Content starts
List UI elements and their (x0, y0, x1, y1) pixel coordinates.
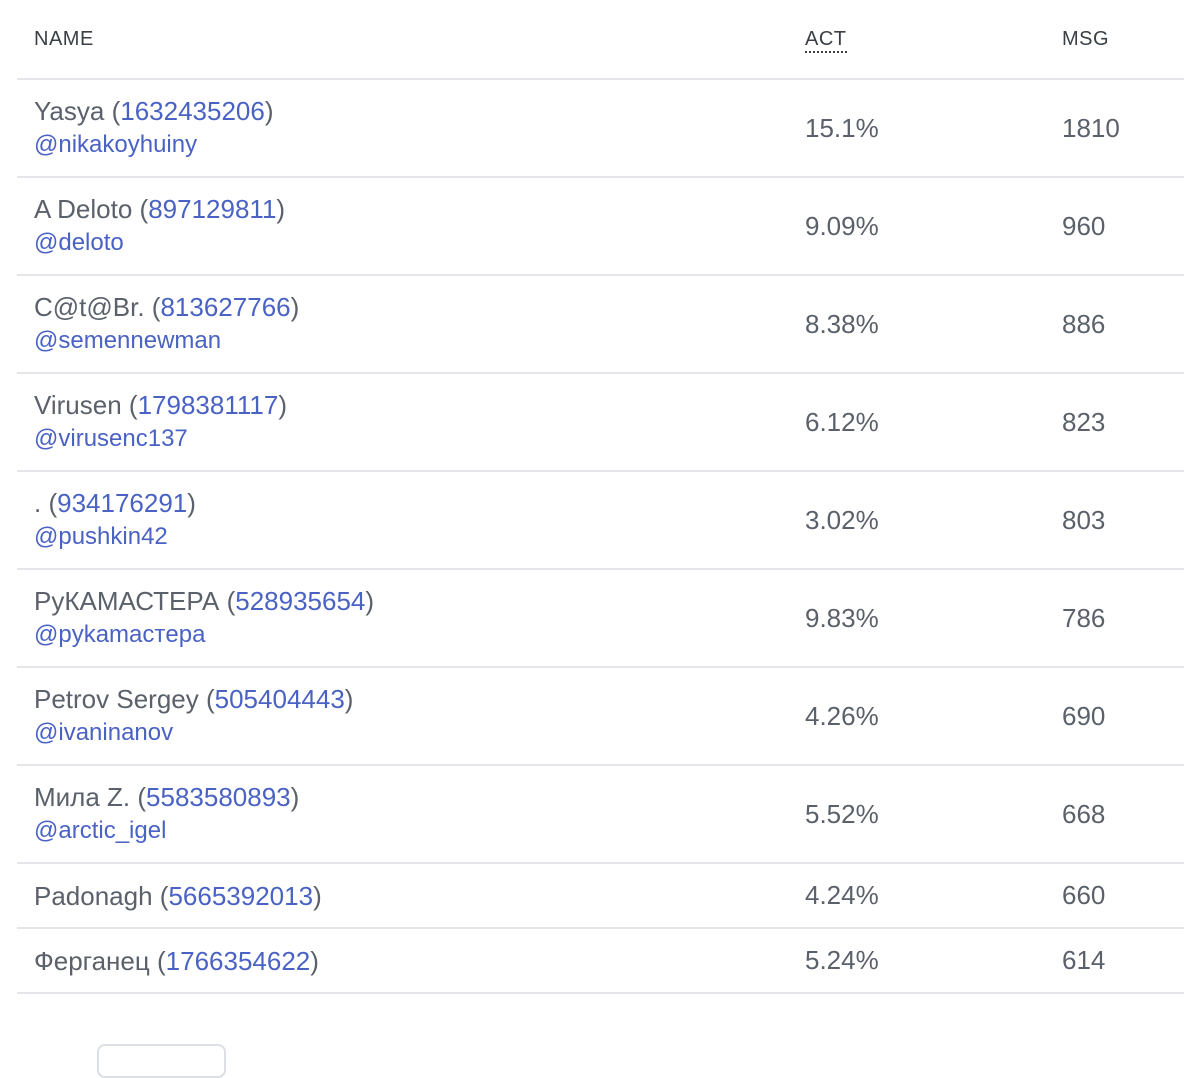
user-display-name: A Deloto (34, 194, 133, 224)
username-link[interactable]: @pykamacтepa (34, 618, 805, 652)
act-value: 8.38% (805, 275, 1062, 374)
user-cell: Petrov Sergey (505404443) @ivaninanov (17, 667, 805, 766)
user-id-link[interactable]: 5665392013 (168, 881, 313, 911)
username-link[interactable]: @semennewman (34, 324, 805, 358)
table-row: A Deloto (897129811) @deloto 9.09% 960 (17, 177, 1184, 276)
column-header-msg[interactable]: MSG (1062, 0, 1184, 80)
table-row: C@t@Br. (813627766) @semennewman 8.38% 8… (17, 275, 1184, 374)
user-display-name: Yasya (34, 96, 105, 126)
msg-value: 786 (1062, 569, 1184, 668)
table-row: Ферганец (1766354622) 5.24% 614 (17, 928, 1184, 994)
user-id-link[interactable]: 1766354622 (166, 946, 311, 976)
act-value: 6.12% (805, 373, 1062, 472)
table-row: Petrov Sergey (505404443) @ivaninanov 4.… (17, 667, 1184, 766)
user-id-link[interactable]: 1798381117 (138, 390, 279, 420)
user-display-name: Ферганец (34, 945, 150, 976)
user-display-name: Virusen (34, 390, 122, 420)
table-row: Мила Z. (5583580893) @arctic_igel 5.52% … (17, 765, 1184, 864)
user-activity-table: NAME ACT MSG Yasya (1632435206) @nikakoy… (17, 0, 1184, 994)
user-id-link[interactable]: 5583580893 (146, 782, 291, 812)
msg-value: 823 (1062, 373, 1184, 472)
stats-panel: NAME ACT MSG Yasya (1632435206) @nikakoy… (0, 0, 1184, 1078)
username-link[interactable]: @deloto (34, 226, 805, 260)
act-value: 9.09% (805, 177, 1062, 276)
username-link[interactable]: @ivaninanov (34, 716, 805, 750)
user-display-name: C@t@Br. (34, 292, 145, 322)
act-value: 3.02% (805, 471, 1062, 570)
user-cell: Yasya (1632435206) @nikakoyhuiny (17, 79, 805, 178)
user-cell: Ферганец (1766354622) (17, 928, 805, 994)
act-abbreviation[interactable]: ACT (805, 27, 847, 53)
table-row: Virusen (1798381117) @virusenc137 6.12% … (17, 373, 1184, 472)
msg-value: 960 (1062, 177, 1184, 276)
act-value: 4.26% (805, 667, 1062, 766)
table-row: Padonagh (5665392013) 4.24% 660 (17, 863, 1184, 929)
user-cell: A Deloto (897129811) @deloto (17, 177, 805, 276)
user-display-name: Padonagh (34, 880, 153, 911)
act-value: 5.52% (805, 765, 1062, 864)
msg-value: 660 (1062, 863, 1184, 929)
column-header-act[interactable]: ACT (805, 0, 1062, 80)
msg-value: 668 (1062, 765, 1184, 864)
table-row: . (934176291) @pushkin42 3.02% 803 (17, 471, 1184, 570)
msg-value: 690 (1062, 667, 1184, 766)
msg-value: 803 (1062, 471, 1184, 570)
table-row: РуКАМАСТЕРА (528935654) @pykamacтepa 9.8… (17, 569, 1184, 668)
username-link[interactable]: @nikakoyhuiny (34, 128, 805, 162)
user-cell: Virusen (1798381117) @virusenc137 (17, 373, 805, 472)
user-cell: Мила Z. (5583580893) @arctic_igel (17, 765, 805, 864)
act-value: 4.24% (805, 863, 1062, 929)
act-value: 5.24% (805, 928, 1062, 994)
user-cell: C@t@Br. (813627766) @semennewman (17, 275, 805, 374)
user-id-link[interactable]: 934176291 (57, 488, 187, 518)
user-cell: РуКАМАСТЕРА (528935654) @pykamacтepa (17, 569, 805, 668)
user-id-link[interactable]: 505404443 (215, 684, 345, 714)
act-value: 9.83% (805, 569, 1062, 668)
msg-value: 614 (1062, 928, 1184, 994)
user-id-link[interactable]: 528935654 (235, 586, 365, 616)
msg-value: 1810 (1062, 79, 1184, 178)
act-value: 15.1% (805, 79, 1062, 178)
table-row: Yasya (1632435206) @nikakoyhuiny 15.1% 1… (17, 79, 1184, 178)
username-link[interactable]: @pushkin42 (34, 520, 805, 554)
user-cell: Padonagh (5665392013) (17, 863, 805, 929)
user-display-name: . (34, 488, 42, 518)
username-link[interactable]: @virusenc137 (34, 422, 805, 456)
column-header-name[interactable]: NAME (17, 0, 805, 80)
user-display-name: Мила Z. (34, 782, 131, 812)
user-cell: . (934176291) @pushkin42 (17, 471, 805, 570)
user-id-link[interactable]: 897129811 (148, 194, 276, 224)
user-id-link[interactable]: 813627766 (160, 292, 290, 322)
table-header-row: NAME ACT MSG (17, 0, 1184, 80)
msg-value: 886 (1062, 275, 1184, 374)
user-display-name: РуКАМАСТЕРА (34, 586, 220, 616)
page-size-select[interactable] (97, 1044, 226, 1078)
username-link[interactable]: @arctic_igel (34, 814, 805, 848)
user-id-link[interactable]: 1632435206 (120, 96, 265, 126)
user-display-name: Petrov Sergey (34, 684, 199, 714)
Content ends
Content starts
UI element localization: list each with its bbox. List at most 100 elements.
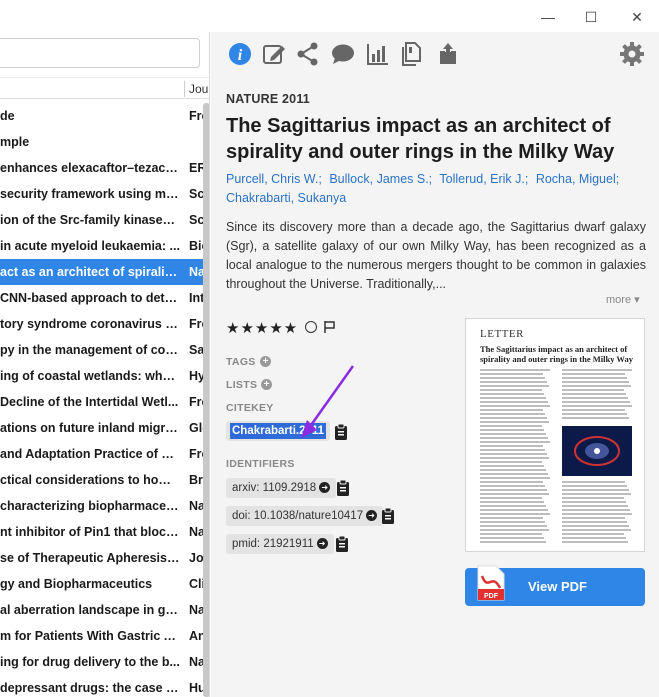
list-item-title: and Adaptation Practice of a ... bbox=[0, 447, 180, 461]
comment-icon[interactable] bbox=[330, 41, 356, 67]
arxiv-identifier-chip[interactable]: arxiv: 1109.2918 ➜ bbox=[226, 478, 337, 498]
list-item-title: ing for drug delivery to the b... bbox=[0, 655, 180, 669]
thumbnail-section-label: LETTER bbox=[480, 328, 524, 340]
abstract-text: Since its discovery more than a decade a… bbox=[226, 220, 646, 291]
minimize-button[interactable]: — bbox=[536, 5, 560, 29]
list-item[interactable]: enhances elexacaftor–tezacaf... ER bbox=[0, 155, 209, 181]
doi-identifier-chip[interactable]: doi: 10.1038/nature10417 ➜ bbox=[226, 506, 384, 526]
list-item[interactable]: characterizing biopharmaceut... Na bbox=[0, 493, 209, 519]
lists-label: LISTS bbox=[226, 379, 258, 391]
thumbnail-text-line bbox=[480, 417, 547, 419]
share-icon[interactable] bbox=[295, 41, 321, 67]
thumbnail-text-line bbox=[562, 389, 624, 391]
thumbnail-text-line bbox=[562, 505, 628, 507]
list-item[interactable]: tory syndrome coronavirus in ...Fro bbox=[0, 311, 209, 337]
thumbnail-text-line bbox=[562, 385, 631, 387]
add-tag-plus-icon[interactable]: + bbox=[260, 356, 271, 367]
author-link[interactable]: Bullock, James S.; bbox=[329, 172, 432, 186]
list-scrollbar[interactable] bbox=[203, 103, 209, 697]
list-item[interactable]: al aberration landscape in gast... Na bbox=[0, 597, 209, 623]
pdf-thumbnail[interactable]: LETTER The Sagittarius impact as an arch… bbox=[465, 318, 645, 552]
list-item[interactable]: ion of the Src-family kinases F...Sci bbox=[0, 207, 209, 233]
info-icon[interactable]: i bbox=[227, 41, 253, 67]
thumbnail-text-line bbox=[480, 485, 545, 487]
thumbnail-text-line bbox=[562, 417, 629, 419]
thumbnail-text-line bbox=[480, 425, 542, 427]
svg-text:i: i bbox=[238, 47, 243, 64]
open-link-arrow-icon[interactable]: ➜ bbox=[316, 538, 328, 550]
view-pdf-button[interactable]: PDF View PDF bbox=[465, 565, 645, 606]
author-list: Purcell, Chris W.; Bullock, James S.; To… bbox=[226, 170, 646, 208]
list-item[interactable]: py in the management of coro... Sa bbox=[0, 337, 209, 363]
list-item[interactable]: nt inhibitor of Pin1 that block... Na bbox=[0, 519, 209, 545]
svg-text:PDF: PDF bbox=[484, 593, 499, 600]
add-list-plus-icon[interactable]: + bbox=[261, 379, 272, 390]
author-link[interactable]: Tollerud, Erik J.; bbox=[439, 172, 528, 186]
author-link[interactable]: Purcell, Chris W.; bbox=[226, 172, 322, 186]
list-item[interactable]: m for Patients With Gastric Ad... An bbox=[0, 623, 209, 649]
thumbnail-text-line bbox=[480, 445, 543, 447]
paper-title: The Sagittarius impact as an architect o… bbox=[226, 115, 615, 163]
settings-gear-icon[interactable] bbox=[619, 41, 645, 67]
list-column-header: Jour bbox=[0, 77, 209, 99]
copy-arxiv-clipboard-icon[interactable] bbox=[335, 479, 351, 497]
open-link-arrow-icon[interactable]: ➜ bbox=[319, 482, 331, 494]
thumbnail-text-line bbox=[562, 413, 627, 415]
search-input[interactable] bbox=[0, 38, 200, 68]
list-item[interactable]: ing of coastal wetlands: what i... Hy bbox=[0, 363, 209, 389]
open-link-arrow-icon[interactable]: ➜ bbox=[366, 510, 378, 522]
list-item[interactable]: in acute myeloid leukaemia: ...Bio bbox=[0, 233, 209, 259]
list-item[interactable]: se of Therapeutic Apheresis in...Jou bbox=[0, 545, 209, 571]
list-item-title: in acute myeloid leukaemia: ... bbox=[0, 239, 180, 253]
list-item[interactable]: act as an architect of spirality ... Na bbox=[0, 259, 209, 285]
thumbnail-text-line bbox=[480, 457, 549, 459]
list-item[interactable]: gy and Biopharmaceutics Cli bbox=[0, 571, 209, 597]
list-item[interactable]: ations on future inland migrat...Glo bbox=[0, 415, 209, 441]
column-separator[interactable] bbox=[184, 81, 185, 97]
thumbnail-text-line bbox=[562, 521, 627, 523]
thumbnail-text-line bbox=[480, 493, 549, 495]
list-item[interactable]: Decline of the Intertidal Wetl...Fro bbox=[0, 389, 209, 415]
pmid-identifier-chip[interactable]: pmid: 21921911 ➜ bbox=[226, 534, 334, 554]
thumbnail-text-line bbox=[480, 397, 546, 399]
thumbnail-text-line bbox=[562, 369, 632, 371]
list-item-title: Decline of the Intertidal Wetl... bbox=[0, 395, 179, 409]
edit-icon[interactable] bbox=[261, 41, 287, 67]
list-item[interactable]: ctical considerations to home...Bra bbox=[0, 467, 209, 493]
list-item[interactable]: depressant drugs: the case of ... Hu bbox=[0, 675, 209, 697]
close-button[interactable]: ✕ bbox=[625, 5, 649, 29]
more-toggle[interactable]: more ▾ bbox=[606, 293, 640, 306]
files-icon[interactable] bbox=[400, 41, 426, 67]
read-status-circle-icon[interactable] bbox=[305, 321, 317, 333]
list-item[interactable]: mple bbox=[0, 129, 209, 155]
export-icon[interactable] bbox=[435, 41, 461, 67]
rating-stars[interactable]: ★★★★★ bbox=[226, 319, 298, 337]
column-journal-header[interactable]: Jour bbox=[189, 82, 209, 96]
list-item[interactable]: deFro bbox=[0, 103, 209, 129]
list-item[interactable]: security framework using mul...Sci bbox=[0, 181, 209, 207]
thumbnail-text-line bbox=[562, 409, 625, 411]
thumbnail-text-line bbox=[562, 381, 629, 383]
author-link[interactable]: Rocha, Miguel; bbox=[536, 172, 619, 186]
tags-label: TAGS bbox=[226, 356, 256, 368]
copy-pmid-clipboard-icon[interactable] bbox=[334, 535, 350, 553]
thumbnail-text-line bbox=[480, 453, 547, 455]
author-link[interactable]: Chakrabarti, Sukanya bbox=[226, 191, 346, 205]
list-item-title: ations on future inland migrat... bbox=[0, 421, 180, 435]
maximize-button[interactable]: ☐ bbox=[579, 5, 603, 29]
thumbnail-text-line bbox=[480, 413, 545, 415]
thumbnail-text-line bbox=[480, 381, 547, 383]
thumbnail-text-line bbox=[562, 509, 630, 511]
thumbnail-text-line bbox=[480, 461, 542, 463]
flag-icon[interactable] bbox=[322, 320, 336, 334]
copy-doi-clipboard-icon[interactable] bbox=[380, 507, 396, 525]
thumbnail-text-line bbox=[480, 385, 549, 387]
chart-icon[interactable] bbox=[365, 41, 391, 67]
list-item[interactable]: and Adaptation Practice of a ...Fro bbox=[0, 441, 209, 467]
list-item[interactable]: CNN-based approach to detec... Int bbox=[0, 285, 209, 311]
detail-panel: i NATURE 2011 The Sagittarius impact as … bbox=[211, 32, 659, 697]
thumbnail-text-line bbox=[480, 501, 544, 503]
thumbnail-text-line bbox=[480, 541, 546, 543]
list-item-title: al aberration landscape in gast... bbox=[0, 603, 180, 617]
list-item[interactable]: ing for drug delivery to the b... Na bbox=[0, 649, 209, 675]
Content ends
WHAT IS EXPECTED: Report every line of the data in which "more" appears.

REPLY:
abstract-text: Since its discovery more than a decade a… bbox=[226, 220, 646, 291]
more-toggle[interactable]: more ▾ bbox=[606, 293, 640, 306]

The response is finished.